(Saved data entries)
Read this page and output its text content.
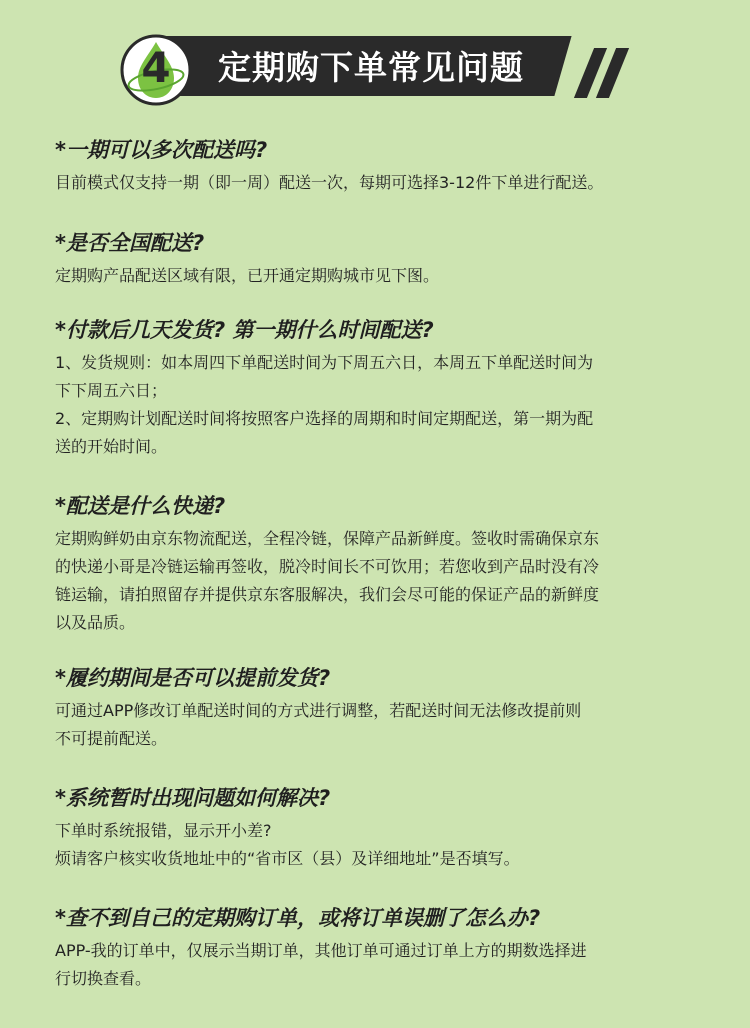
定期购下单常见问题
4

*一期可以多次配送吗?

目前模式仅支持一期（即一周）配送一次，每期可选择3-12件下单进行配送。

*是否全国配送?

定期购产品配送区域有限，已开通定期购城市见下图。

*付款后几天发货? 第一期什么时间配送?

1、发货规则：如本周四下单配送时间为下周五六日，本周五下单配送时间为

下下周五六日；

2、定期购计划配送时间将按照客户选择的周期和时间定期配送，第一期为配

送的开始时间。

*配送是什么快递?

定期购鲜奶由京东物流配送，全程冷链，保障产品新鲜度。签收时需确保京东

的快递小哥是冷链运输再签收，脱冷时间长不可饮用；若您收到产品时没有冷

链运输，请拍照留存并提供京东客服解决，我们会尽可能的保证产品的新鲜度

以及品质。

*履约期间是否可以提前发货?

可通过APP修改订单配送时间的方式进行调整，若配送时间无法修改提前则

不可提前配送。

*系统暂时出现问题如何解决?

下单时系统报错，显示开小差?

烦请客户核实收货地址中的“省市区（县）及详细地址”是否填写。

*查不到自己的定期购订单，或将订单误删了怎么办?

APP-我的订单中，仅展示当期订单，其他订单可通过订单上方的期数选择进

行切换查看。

→ **Task brief**
Each line above is to be copied verbatim. Drop any image from the copy.

→ **Exercise result**
Read this page and output its text content.
定期购下单常见问题
4

*一期可以多次配送吗?

目前模式仅支持一期（即一周）配送一次，每期可选择3-12件下单进行配送。

*是否全国配送?

定期购产品配送区域有限，已开通定期购城市见下图。

*付款后几天发货? 第一期什么时间配送?

1、发货规则：如本周四下单配送时间为下周五六日，本周五下单配送时间为

下下周五六日；

2、定期购计划配送时间将按照客户选择的周期和时间定期配送，第一期为配

送的开始时间。

*配送是什么快递?

定期购鲜奶由京东物流配送，全程冷链，保障产品新鲜度。签收时需确保京东

的快递小哥是冷链运输再签收，脱冷时间长不可饮用；若您收到产品时没有冷

链运输，请拍照留存并提供京东客服解决，我们会尽可能的保证产品的新鲜度

以及品质。

*履约期间是否可以提前发货?

可通过APP修改订单配送时间的方式进行调整，若配送时间无法修改提前则

不可提前配送。

*系统暂时出现问题如何解决?

下单时系统报错，显示开小差?

烦请客户核实收货地址中的“省市区（县）及详细地址”是否填写。

*查不到自己的定期购订单，或将订单误删了怎么办?

APP-我的订单中，仅展示当期订单，其他订单可通过订单上方的期数选择进

行切换查看。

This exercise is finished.